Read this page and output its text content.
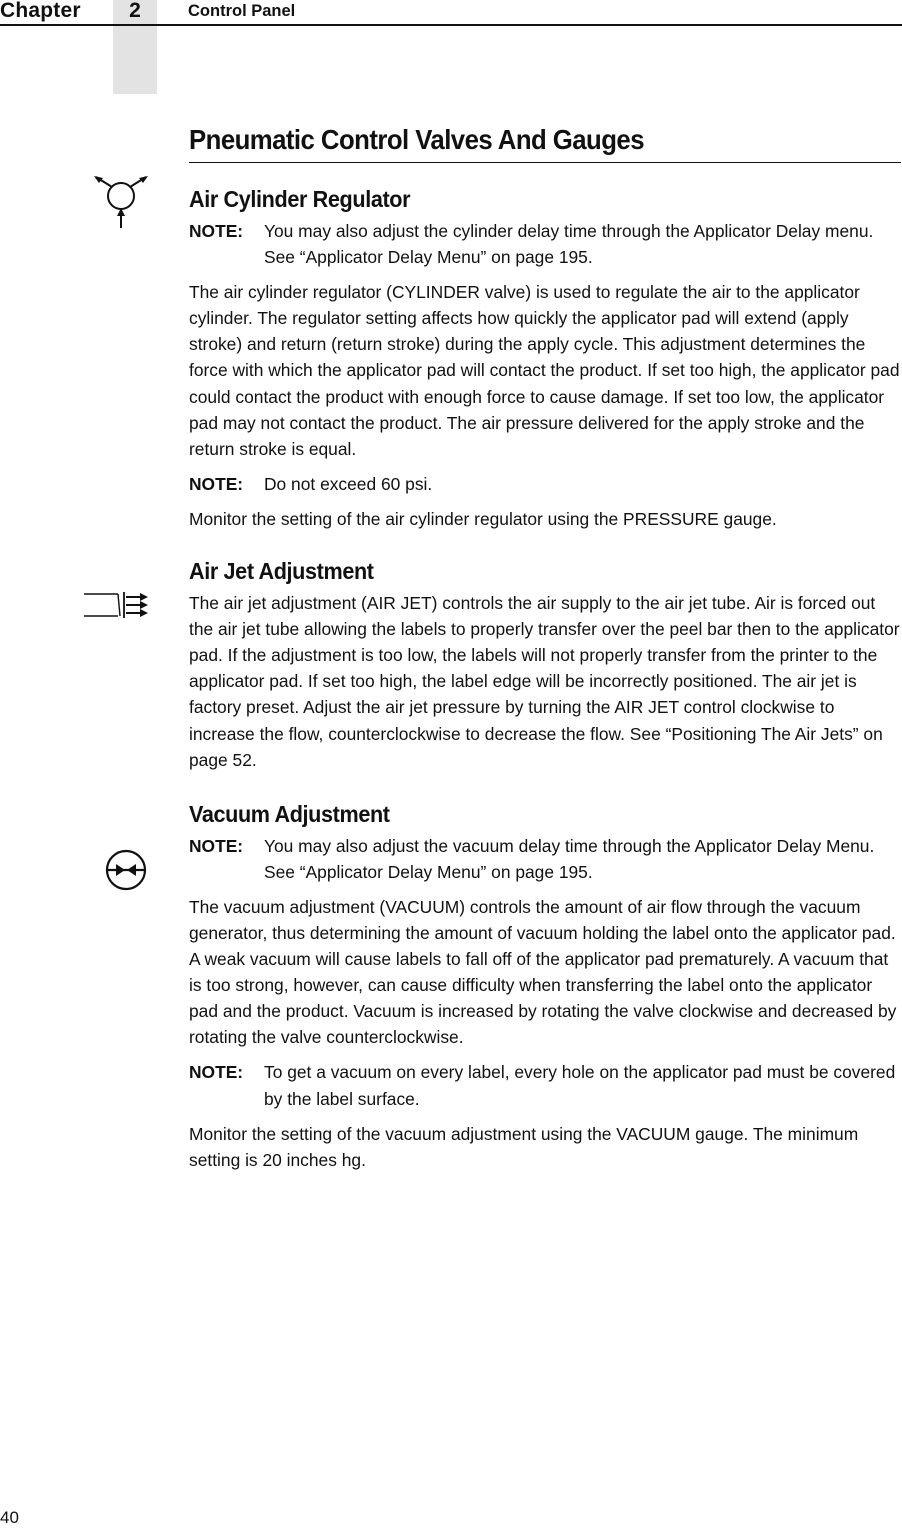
Chapter	2	Control Panel
Pneumatic Control Valves And Gauges
Air Cylinder Regulator
NOTE:	You may also adjust the cylinder delay time through the Applicator Delay menu. See “Applicator Delay Menu” on page 195.

The air cylinder regulator (CYLINDER valve) is used to regulate the air to the applicator cylinder. The regulator setting affects how quickly the applicator pad will extend (apply stroke) and return (return stroke) during the apply cycle. This adjustment determines the force with which the applicator pad will contact the product. If set too high, the applicator pad could contact the product with enough force to cause damage. If set too low, the applicator pad may not contact the product. The air pressure delivered for the apply stroke and the return stroke is equal.

NOTE:	Do not exceed 60 psi.

Monitor the setting of the air cylinder regulator using the PRESSURE gauge.

Air Jet Adjustment

The air jet adjustment (AIR JET) controls the air supply to the air jet tube. Air is forced out the air jet tube allowing the labels to properly transfer over the peel bar then to the applicator pad. If the adjustment is too low, the labels will not properly transfer from the printer to the applicator pad. If set too high, the label edge will be incorrectly positioned. The air jet is factory preset. Adjust the air jet pressure by turning the AIR JET control clockwise to increase the flow, counterclockwise to decrease the flow. See “Positioning The Air Jets” on page 52.

Vacuum Adjustment
NOTE:	You may also adjust the vacuum delay time through the Applicator Delay Menu. See “Applicator Delay Menu” on page 195.

The vacuum adjustment (VACUUM) controls the amount of air flow through the vacuum generator, thus determining the amount of vacuum holding the label onto the applicator pad. A weak vacuum will cause labels to fall off of the applicator pad prematurely. A vacuum that is too strong, however, can cause difficulty when transferring the label onto the applicator pad and the product. Vacuum is increased by rotating the valve clockwise and decreased by rotating the valve counterclockwise.

NOTE:	To get a vacuum on every label, every hole on the applicator pad must be covered by the label surface.

Monitor the setting of the vacuum adjustment using the VACUUM gauge. The minimum setting is 20 inches hg.

40
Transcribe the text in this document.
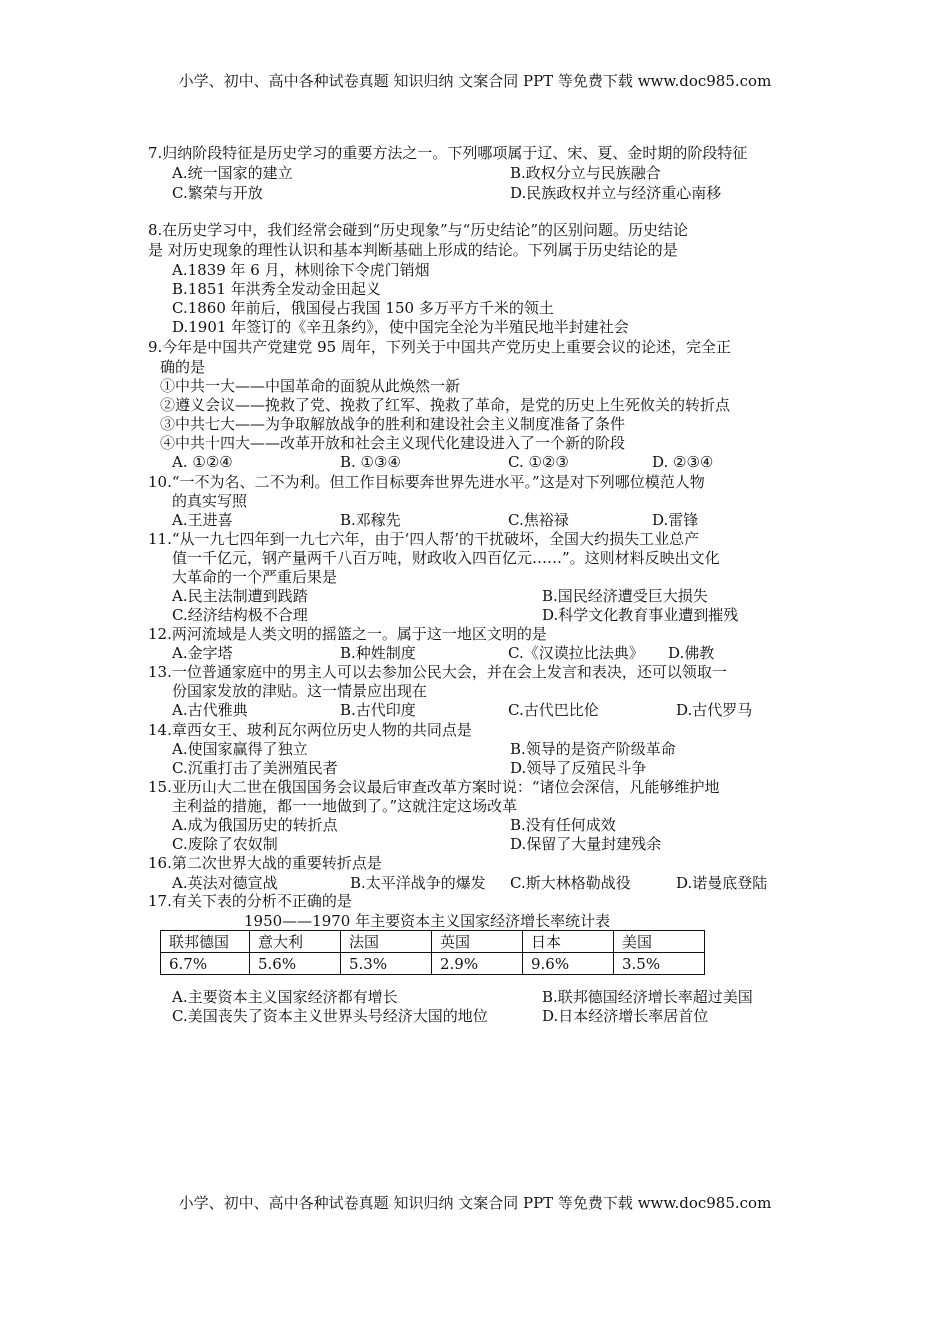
小学、初中、高中各种试卷真题 知识归纳 文案合同 PPT 等免费下载 www.doc985.com
7.归纳阶段特征是历史学习的重要方法之一。下列哪项属于辽、宋、夏、金时期的阶段特征
A.统一国家的建立	B.政权分立与民族融合
C.繁荣与开放	D.民族政权并立与经济重心南移
8.在历史学习中，我们经常会碰到“历史现象”与“历史结论”的区别问题。历史结论
是 对历史现象的理性认识和基本判断基础上形成的结论。下列属于历史结论的是
A.1839 年 6 月，林则徐下令虎门销烟
B.1851 年洪秀全发动金田起义
C.1860 年前后，俄国侵占我国 150 多万平方千米的领土
D.1901 年签订的《辛丑条约》，使中国完全沦为半殖民地半封建社会
9.今年是中国共产党建党 95 周年，下列关于中国共产党历史上重要会议的论述，完全正
确的是
①中共一大——中国革命的面貌从此焕然一新
②遵义会议——挽救了党、挽救了红军、挽救了革命，是党的历史上生死攸关的转折点
③中共七大——为争取解放战争的胜利和建设社会主义制度准备了条件
④中共十四大——改革开放和社会主义现代化建设进入了一个新的阶段
A. ①②④	B. ①③④	C. ①②③	D. ②③④
10.“一不为名、二不为利。但工作目标要奔世界先进水平。”这是对下列哪位模范人物
的真实写照
A.王进喜	B.邓稼先	C.焦裕禄	D.雷锋
11.“从一九七四年到一九七六年，由于‘四人帮’的干扰破坏，全国大约损失工业总产
值一千亿元，钢产量两千八百万吨，财政收入四百亿元……”。这则材料反映出文化
大革命的一个严重后果是
A.民主法制遭到践踏	B.国民经济遭受巨大损失
C.经济结构极不合理	D.科学文化教育事业遭到摧残
12.两河流域是人类文明的摇篮之一。属于这一地区文明的是
A.金字塔	B.种姓制度	C.《汉谟拉比法典》 D.佛教
13.一位普通家庭中的男主人可以去参加公民大会，并在会上发言和表决，还可以领取一
份国家发放的津贴。这一情景应出现在
A.古代雅典	B.古代印度	C.古代巴比伦	D.古代罗马
14.章西女王、玻利瓦尔两位历史人物的共同点是
A.使国家赢得了独立	B.领导的是资产阶级革命
C.沉重打击了美洲殖民者	D.领导了反殖民斗争
15.亚历山大二世在俄国国务会议最后审查改革方案时说：“诸位会深信，凡能够维护地
主利益的措施，都一一地做到了。”这就注定这场改革
A.成为俄国历史的转折点	B.没有任何成效
C.废除了农奴制	D.保留了大量封建残余
16.第二次世界大战的重要转折点是
A.英法对德宣战	B.太平洋战争的爆发 C.斯大林格勒战役	D.诺曼底登陆
17.有关下表的分析不正确的是
1950——1970 年主要资本主义国家经济增长率统计表
联邦德国	意大利	法国	英国	日本	美国
6.7%	5.6%	5.3%	2.9%	9.6%	3.5%
A.主要资本主义国家经济都有增长	B.联邦德国经济增长率超过美国
C.美国丧失了资本主义世界头号经济大国的地位	D.日本经济增长率居首位
小学、初中、高中各种试卷真题 知识归纳 文案合同 PPT 等免费下载 www.doc985.com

===============

Copy every line of the entries above in which "Monitor" occurs.

Monitor the setting of the air cylinder regulator using the PRESSURE gauge.
Monitor the setting of the vacuum adjustment using the VACUUM gauge. The minimum setting is 20 inches hg.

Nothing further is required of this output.